- 引用文:
▼▼▼

投資信託を保有していると、運用報告書というものが交付されます。運用報告書は、決算毎に作成されるもので、どのくらい利益が出たのか、どのくらいの費用がかかったのか等、運用の実績について記載されています。運用報告書は、運用会社が作成して、販売会社を通して、投資家に交付されます。

運用報告書は、投資信託を保有していれば、郵送で送られてきたり、販売会社や運用会社のホームページ等から閲覧することができます。

運用報告書に記載されている主な項目

  • 運用実績
  • 費用
  • 分配金
  • 今後の運用方針

運用実績

期間中の運用実績について、詳細が記載されています。

期間中の基準価額や純資産総額の推移や直近5期以上の基準価額や純資産総額の推移等が記載されています。また、ベンチマークとの差異も記載されています。

投資信託の運用成績を記載している非常に重要な項目ですので、必ずチェックするようにしましょう。

費用

期間中の投資信託の費用について、記載されています。

投資信託を保有している間は、ずっと信託報酬がかかります。信託報酬は、目論見書等に記載されていますので、投資信託の購入前でも把握しておくことができますが、運用報告書で、ぜひとも確認しておいてもらいたいのが、いわゆる投資信託の隠れコストです。

実は、投資信託を保有している間は、信託報酬の他、隠れコストとも言うべきコストを負担しなければなりません。売買委託手数料、有価証券取引税、保管費用等が、この隠れコストにあたります。

これらの隠れコストは、決算後でないと、いくらかかるのかが分からないので、目論見書にはいくらかかるかまでは記載されていないのですが、決算後の運用報告書には、隠れコストを含んだ投資信託の実質コストが、バッチリ記載されています。

▲▲▲

- 取り組む内容:
運用報告書を解説した文章を、最後の文の後から書き継いでください。 記録は、この文章とは別個の資料です。

- データセットに収められた項目:
▼▼▼

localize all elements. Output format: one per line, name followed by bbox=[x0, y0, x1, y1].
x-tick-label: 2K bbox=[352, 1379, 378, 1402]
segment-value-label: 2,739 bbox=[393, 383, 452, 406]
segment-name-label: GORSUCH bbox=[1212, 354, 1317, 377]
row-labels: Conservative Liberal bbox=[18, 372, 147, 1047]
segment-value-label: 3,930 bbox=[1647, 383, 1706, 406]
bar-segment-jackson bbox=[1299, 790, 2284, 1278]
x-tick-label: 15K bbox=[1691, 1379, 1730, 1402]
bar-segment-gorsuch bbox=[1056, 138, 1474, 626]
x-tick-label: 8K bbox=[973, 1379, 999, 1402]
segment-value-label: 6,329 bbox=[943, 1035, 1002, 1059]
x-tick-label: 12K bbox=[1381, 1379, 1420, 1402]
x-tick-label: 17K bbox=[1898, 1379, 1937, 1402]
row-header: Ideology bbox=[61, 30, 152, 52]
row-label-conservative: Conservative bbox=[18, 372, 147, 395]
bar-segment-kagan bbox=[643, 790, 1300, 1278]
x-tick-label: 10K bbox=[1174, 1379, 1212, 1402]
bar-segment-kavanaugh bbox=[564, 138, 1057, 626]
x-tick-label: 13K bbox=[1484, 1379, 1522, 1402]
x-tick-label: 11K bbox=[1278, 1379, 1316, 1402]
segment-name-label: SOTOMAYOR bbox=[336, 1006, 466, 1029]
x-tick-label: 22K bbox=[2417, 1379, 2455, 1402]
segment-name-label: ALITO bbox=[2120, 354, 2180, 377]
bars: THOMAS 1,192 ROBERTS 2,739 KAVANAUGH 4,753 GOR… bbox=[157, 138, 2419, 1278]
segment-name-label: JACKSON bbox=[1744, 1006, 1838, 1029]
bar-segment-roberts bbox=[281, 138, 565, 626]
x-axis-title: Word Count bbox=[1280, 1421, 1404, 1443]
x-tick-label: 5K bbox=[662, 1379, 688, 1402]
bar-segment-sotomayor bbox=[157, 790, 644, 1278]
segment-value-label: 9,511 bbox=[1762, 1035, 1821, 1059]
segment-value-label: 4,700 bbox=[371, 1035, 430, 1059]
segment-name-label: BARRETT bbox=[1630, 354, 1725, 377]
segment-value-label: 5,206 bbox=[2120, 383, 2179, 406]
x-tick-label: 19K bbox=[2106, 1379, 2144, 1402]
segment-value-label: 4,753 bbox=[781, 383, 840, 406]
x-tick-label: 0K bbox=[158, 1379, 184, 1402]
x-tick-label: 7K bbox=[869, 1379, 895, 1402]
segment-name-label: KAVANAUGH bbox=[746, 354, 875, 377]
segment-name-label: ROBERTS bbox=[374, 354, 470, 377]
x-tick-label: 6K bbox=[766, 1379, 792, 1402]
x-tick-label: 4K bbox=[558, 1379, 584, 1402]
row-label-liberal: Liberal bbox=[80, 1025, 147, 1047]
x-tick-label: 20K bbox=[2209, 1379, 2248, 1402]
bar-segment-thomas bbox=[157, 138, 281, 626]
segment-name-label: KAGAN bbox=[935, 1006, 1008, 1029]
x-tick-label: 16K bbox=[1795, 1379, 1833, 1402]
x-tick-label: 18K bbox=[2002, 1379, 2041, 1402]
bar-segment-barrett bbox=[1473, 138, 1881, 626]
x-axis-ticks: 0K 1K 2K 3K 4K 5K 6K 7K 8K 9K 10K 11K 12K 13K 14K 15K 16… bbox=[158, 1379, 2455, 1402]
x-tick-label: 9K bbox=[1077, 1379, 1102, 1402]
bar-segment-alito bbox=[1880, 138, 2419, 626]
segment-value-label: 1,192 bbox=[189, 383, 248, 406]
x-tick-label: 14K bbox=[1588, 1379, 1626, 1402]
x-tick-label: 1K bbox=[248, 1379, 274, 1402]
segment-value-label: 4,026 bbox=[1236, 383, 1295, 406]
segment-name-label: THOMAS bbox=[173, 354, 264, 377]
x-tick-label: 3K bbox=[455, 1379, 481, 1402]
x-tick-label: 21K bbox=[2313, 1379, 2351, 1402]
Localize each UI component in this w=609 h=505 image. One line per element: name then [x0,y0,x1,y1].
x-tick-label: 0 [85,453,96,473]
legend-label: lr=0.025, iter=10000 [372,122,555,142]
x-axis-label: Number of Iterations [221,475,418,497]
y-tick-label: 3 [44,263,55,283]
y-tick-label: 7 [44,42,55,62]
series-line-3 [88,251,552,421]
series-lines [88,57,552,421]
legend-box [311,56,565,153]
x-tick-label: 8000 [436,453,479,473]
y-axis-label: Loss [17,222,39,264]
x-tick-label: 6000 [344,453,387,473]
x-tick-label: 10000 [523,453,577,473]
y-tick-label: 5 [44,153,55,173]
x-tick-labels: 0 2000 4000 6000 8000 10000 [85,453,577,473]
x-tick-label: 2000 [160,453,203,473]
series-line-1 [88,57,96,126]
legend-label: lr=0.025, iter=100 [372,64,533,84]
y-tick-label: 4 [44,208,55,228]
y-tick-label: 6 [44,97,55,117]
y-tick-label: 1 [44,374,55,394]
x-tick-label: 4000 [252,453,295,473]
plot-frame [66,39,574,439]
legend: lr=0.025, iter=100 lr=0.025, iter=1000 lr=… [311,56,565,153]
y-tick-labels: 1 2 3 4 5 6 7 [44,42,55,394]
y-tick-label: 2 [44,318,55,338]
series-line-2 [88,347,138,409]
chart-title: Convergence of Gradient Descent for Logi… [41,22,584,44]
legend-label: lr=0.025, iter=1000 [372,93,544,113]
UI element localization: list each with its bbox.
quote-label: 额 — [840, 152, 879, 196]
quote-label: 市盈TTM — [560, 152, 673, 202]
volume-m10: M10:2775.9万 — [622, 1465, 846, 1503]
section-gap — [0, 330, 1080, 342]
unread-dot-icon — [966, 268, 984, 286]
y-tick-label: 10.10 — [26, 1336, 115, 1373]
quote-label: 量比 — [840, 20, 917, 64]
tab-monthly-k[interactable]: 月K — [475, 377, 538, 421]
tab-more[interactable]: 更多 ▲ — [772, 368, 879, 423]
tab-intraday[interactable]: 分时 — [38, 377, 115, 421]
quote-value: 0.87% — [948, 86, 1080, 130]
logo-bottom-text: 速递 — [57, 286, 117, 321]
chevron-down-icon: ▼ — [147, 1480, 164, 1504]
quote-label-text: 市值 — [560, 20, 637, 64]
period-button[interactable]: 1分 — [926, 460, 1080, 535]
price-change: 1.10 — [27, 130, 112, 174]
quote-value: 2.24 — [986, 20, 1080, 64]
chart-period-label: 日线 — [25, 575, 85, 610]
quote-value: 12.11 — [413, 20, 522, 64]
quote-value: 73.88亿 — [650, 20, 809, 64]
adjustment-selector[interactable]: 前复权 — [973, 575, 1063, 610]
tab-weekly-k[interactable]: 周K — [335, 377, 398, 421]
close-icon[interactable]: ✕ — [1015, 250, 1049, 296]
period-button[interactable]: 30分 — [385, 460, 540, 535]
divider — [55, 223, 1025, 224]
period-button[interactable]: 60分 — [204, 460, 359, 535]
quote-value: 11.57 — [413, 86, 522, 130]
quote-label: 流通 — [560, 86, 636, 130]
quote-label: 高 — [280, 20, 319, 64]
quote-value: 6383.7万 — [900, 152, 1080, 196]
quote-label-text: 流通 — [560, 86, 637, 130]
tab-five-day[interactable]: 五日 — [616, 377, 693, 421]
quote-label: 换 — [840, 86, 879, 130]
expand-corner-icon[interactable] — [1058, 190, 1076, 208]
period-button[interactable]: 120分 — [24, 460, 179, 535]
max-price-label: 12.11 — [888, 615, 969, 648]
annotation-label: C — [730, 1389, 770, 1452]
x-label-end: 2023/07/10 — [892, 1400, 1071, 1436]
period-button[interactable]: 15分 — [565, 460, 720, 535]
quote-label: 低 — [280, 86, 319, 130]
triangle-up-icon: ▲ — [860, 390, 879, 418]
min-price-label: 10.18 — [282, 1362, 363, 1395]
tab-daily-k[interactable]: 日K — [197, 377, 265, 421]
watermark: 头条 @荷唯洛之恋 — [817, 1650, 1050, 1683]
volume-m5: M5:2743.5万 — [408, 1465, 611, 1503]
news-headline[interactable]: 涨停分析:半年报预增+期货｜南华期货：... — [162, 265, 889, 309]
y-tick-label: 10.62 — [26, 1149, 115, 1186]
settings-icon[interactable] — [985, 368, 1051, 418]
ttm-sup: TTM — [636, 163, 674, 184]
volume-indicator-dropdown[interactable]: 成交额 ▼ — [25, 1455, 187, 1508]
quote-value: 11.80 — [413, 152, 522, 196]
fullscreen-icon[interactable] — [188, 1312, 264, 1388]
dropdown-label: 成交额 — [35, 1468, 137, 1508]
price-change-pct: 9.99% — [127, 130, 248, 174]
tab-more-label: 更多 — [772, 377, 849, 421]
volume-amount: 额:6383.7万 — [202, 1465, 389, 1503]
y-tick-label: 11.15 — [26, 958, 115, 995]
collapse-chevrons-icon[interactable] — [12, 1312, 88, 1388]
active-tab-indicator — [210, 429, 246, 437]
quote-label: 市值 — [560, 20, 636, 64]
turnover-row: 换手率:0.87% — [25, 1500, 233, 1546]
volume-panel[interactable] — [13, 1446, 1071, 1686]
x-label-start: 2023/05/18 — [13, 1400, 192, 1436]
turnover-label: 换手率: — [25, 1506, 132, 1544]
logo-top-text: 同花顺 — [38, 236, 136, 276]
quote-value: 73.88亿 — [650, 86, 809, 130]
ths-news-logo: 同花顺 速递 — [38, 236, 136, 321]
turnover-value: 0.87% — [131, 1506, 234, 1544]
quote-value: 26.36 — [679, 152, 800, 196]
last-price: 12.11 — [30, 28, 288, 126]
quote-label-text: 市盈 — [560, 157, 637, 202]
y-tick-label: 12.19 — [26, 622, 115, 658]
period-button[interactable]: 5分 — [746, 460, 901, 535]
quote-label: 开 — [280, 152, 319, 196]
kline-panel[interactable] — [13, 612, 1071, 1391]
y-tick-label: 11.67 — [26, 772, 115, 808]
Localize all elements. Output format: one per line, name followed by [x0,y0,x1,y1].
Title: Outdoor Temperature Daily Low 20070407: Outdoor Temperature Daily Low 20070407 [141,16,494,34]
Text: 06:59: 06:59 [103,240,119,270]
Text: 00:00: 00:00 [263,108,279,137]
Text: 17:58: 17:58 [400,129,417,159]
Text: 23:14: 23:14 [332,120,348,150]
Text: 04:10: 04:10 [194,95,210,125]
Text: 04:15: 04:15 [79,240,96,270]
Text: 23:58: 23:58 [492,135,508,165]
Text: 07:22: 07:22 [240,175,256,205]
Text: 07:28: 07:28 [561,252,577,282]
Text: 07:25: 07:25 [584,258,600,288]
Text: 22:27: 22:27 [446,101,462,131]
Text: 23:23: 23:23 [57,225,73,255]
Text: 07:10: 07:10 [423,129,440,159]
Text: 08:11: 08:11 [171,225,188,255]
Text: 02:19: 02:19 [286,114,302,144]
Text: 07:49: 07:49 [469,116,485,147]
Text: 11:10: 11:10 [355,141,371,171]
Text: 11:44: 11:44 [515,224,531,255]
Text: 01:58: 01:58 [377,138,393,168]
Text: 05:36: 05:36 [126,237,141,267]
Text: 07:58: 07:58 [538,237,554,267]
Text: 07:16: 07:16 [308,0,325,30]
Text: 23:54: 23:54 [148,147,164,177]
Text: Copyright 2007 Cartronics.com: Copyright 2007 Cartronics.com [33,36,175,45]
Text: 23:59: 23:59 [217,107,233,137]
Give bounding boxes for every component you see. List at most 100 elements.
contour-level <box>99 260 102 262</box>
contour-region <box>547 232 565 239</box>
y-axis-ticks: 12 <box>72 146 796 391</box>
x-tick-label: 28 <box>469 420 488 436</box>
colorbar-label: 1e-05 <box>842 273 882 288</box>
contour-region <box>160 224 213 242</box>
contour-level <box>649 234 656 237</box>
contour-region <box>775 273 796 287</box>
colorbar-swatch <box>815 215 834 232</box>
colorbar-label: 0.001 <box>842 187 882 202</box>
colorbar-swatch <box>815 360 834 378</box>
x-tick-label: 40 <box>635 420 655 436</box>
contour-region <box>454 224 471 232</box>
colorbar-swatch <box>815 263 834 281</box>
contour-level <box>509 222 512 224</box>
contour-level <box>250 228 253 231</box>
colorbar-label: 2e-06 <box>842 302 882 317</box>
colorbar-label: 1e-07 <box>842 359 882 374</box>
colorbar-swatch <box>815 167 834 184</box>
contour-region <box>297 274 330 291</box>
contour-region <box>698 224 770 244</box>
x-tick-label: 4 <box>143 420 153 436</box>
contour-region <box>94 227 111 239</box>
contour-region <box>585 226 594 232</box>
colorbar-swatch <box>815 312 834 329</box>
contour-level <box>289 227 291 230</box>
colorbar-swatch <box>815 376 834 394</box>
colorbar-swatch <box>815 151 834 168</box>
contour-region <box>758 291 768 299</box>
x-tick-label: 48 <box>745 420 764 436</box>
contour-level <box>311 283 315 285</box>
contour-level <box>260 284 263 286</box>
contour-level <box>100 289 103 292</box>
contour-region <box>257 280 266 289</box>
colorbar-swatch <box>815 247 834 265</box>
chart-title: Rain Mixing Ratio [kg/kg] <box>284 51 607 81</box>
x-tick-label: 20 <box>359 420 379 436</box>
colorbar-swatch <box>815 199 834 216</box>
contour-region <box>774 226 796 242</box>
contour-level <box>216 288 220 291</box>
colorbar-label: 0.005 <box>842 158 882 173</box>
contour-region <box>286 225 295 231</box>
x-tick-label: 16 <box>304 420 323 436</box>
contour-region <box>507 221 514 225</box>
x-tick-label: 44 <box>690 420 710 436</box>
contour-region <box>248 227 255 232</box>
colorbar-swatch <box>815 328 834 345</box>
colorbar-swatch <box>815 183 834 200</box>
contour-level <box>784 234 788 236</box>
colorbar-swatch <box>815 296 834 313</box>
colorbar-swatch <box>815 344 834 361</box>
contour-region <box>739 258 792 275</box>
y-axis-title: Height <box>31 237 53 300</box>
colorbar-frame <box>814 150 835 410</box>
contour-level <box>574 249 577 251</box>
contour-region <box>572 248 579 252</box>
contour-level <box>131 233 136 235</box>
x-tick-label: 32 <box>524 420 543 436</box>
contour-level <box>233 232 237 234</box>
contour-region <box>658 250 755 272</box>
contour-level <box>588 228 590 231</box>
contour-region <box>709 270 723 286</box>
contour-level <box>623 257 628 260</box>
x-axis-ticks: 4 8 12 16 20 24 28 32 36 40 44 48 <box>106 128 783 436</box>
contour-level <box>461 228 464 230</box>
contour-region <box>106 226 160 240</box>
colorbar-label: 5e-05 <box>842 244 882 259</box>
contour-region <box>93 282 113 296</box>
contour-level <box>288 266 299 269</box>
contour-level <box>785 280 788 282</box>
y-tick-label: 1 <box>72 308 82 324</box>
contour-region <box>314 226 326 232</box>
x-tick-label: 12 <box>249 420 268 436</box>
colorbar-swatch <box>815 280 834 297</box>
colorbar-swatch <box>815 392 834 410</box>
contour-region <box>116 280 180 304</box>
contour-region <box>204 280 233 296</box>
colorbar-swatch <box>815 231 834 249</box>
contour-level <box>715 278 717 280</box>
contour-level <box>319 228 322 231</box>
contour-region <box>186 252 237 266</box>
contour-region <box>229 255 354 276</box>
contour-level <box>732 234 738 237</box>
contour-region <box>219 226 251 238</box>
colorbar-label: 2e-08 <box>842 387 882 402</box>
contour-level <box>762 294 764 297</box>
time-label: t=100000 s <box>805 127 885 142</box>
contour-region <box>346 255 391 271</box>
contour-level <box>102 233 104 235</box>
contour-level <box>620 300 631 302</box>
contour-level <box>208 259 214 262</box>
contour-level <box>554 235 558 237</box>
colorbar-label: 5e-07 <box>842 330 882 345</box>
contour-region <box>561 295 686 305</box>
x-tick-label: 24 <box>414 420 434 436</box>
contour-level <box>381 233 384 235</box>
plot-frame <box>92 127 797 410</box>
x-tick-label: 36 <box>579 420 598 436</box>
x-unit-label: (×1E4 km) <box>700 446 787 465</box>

▲▲▲

- あなたの回答:
隠れコストをチェックしてみると、実際のところは、意外とコストが高い投資信託だったということもあり得ますので、隠れコストについては、運用報告書でチェックしておいた方が良いです。

分配金

分配金が、いくら支払われたのか、分配原資がどの程度残っているのか等が記載されています。

また、当期の収益から支払われた分配金の金額と、これまでに繰り越されてきた当期以外の収益から支払われた分配金の金額も分かりますので、チェックしておくと良いでしょう。当期の収益以外から支払われている分配金が多いようであれば、気を付けておいた方が良いかもしれません。この状態が続けば、分配原資は減り続けていくからです。

分配金目的で投資信託を購入している場合は、運用報告書で、分配金についての詳細を必ずチェックするようにしましょう。

今後の運用方針

今後のファンドの運用方針について記載されています。基本的には、目論見書に記載されている運用方針と同様の内容が記載されているはずです。

運用報告書は必ずチェックしよう

運用報告書には、投資信託の運用の成果の詳細がまとめられています。今後の自分の資産運用を考える上で、非常に有益な書類ですので、必ずチェックするようにしましょう。

投資信託には、自分の大切な資産の運用を任せているということをお忘れなく!